----- Data extract -----

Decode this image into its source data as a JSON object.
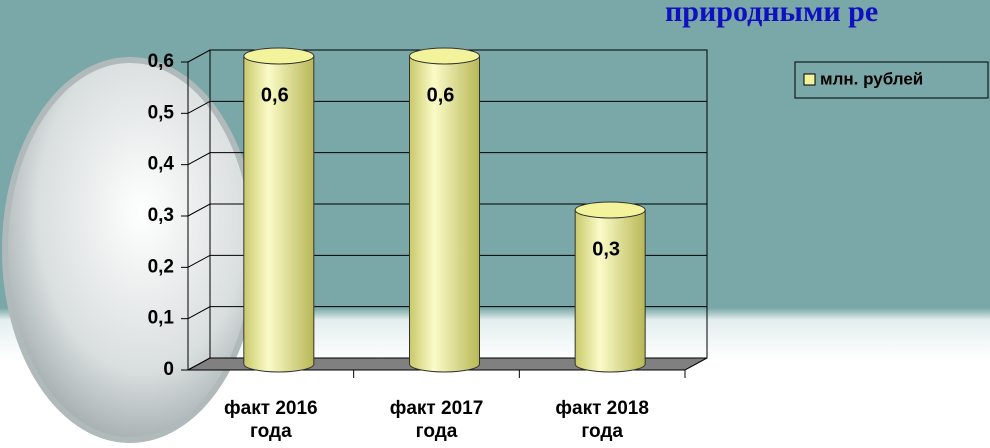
{
  "chart_data": {
    "type": "bar",
    "title": "природными ре",
    "categories": [
      "факт 2016 года",
      "факт 2017 года",
      "факт 2018 года"
    ],
    "series": [
      {
        "name": "млн. рублей",
        "color": "#f3f39c",
        "values": [
          0.6,
          0.6,
          0.3
        ],
        "value_labels": [
          "0,6",
          "0,6",
          "0,3"
        ]
      }
    ],
    "ylim": [
      0,
      0.6
    ],
    "yticks": [
      0,
      {
        "value": 0.1,
        "label": "0,1"
      },
      {
        "value": 0.2,
        "label": "0,2"
      },
      {
        "value": 0.3,
        "label": "0,3"
      },
      {
        "value": 0.4,
        "label": "0,4"
      },
      {
        "value": 0.5,
        "label": "0,5"
      },
      {
        "value": 0.6,
        "label": "0,6"
      }
    ],
    "grid": true,
    "legend": "top-right"
  }
}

-----

§ Task brief
Work out how many lines in the records above contain the word "года", and give only that number.

§ Finished answer
3